--- Begin Exercise inputs ---

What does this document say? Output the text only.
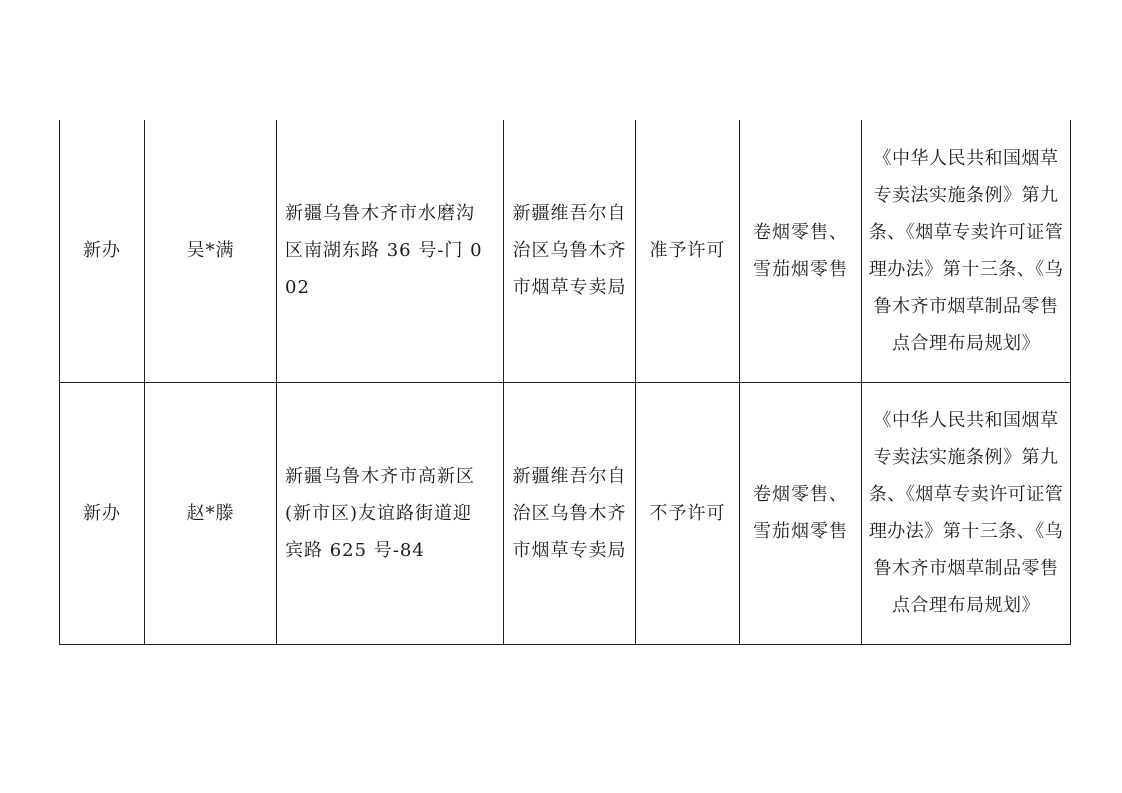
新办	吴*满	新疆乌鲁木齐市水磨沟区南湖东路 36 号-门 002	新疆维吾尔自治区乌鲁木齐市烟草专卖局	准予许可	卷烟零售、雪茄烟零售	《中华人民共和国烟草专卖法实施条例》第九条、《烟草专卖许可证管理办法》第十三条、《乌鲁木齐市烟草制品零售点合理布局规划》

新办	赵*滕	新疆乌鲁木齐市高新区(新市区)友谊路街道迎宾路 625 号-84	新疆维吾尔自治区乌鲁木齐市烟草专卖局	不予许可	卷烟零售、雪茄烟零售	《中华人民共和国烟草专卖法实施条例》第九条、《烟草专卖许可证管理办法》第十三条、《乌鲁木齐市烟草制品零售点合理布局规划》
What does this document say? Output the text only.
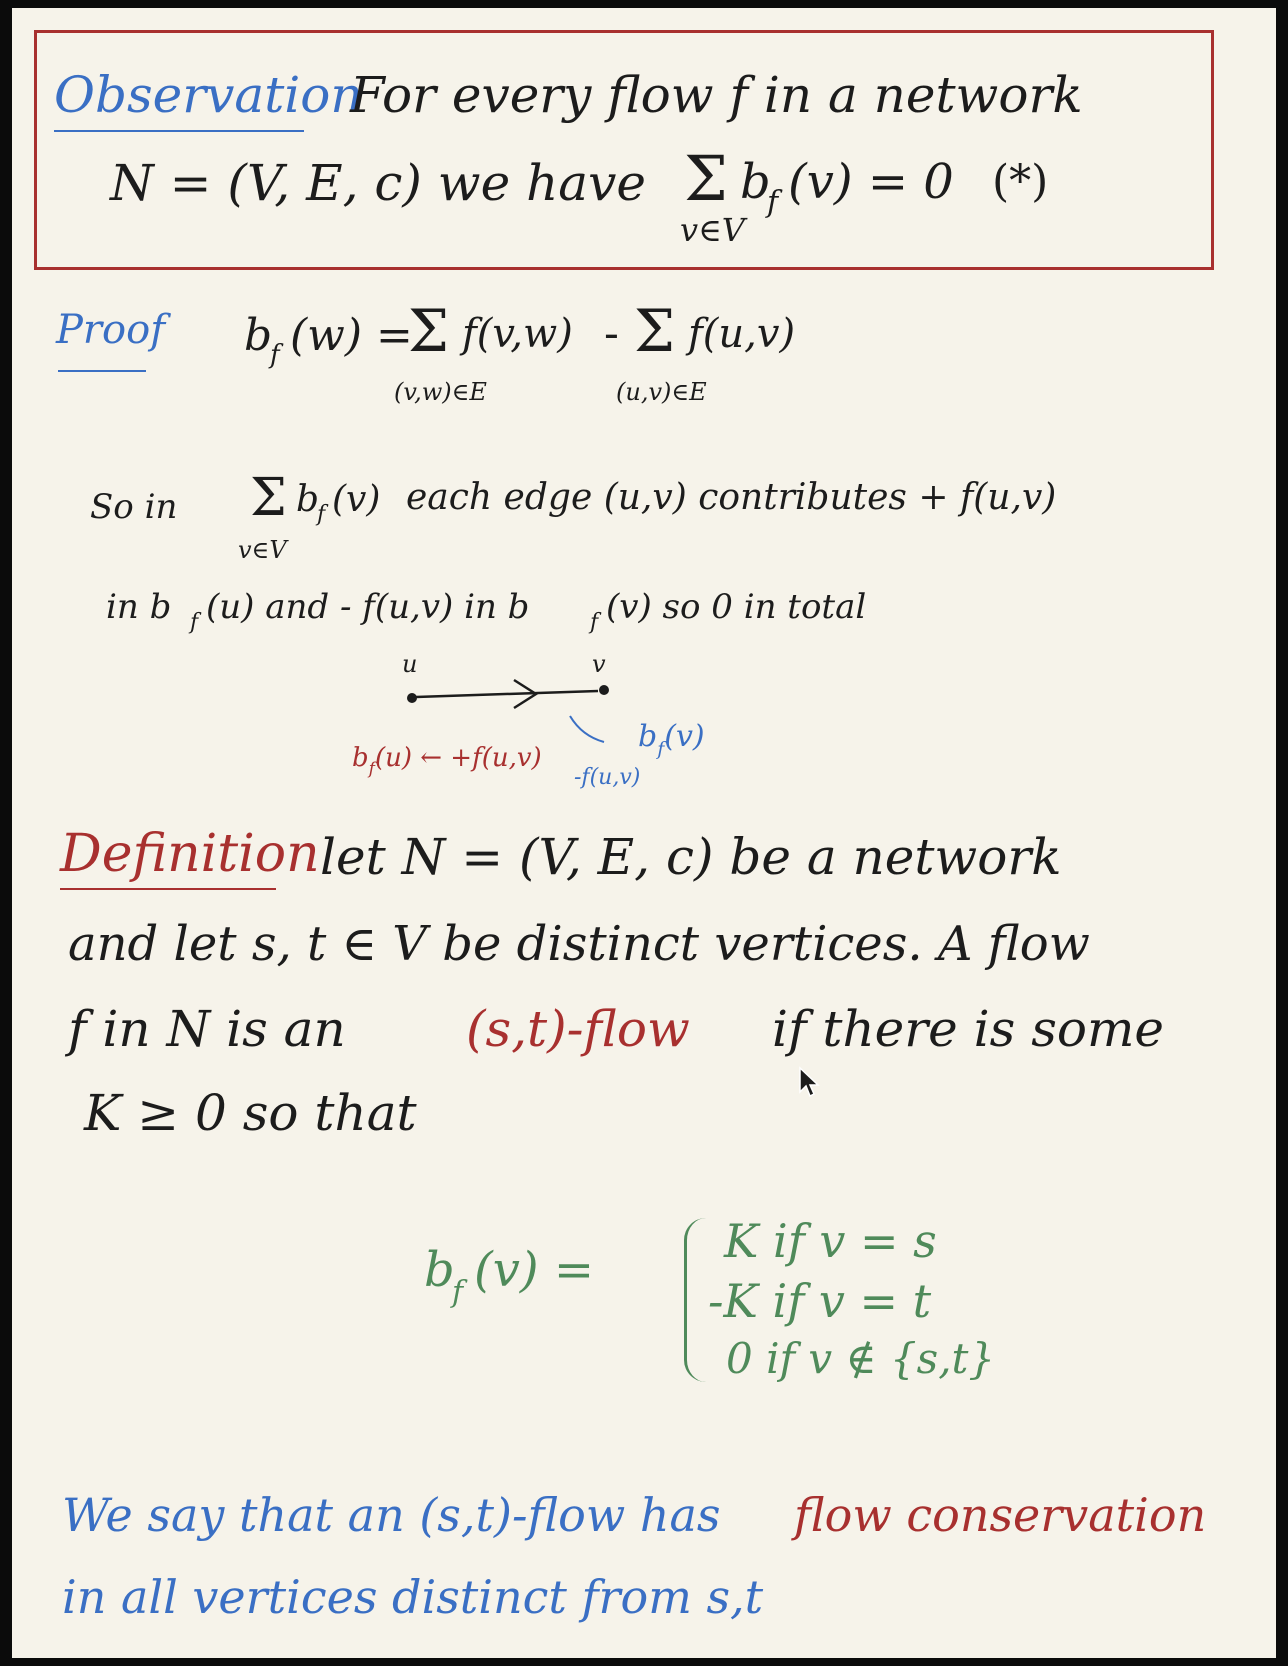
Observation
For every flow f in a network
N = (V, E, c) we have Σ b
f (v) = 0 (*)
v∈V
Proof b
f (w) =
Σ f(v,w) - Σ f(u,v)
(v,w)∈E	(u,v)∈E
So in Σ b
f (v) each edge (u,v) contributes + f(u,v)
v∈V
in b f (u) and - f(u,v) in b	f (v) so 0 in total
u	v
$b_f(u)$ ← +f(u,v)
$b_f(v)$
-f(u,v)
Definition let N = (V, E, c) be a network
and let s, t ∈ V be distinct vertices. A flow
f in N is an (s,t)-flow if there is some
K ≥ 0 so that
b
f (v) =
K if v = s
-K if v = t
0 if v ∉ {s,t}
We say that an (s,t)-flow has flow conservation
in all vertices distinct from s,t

--- End Exercise inputs ---
--- Begin Exercise inputs ---

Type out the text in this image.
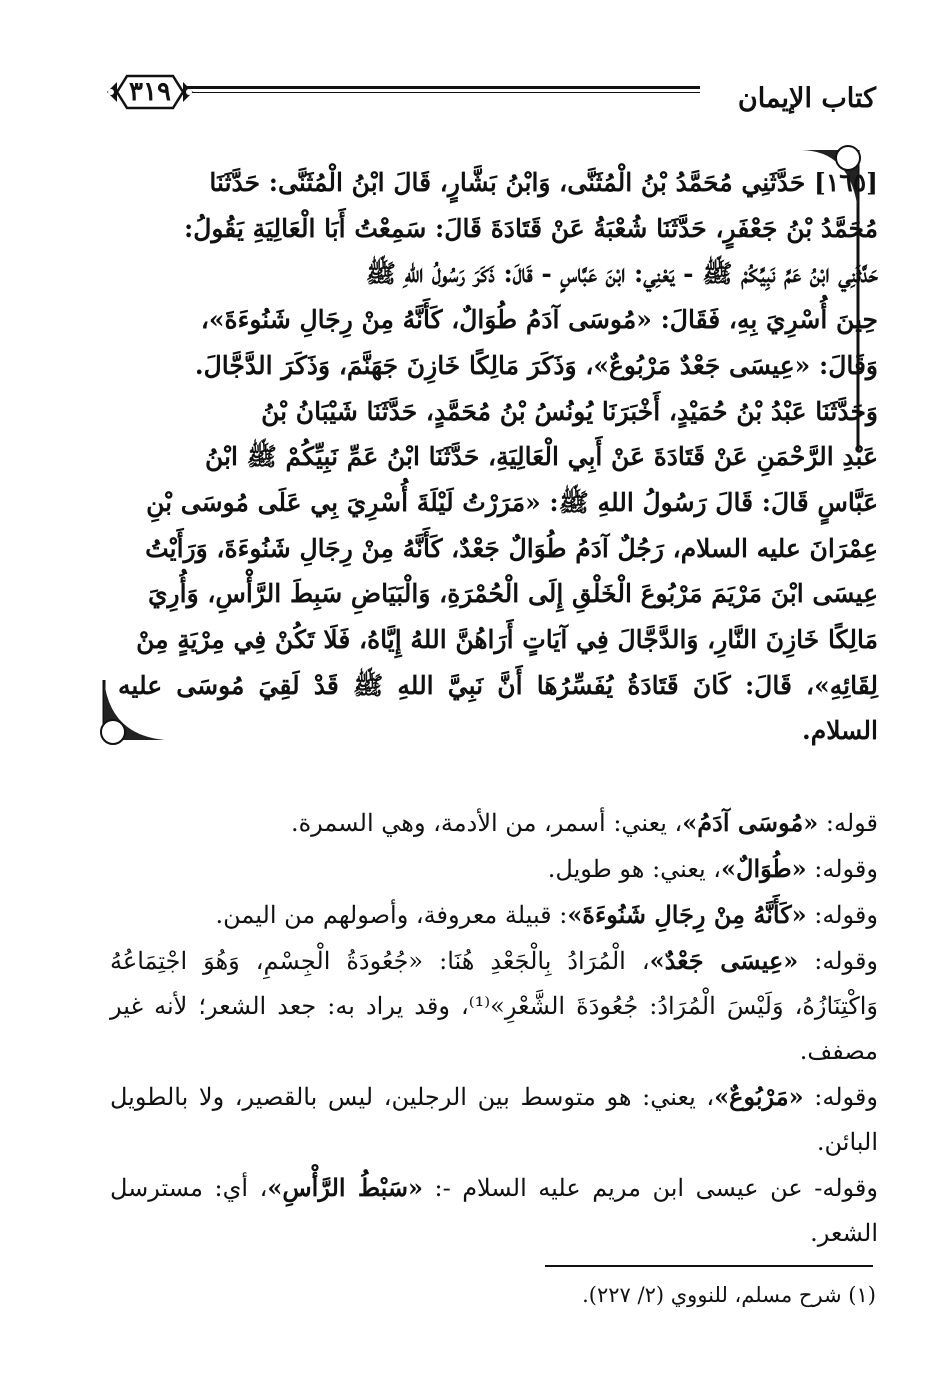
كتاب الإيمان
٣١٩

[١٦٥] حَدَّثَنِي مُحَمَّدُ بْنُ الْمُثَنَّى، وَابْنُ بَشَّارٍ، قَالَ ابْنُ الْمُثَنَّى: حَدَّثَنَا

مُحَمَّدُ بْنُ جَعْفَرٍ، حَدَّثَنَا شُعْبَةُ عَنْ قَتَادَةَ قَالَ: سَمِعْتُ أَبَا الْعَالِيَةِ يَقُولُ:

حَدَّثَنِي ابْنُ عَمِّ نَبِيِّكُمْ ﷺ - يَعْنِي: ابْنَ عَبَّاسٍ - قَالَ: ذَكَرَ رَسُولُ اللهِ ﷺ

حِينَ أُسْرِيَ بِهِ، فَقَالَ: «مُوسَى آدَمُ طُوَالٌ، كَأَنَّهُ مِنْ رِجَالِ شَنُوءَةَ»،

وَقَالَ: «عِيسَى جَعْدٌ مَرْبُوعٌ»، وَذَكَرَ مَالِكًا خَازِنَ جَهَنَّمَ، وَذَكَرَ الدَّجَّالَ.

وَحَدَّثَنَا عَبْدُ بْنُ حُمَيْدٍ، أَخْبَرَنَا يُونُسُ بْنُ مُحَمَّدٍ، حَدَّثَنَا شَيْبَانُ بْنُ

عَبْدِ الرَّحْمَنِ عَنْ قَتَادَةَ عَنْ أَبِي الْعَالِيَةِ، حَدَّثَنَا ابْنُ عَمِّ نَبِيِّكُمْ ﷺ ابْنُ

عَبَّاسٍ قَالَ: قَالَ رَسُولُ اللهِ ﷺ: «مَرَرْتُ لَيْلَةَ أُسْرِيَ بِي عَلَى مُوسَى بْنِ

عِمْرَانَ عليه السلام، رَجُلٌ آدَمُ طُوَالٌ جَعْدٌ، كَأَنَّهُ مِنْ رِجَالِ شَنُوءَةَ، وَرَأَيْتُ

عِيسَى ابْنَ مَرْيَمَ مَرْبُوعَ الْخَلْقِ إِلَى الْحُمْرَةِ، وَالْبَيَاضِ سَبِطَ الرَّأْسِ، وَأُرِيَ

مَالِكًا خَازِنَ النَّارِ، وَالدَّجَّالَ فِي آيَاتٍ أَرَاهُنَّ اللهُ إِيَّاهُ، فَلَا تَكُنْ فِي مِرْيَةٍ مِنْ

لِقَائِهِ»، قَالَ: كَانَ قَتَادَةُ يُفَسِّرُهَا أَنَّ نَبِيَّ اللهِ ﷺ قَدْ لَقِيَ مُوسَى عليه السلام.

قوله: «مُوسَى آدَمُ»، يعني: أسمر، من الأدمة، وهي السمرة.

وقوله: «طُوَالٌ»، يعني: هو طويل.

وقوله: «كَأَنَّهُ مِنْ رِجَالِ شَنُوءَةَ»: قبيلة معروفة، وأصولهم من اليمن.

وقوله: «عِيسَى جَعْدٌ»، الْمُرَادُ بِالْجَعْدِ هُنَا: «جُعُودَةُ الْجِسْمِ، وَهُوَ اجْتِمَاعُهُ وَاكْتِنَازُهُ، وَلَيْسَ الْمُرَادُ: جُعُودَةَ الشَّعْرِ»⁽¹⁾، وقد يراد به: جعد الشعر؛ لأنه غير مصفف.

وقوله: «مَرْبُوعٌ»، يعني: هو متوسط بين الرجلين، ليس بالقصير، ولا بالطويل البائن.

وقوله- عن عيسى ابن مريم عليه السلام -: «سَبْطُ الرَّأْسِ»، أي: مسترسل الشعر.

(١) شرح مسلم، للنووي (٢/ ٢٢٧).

--- End Exercise inputs ---

Exercise objective: Copy every line of the material in which the word "新疆维吾尔自治区乌鲁木齐市烟草专卖局" occurs.

The result:
新办	吴*满	新疆乌鲁木齐市水磨沟区南湖东路 36 号-门 002	新疆维吾尔自治区乌鲁木齐市烟草专卖局	准予许可	卷烟零售、雪茄烟零售	《中华人民共和国烟草专卖法实施条例》第九条、《烟草专卖许可证管理办法》第十三条、《乌鲁木齐市烟草制品零售点合理布局规划》
新办	赵*滕	新疆乌鲁木齐市高新区(新市区)友谊路街道迎宾路 625 号-84	新疆维吾尔自治区乌鲁木齐市烟草专卖局	不予许可	卷烟零售、雪茄烟零售	《中华人民共和国烟草专卖法实施条例》第九条、《烟草专卖许可证管理办法》第十三条、《乌鲁木齐市烟草制品零售点合理布局规划》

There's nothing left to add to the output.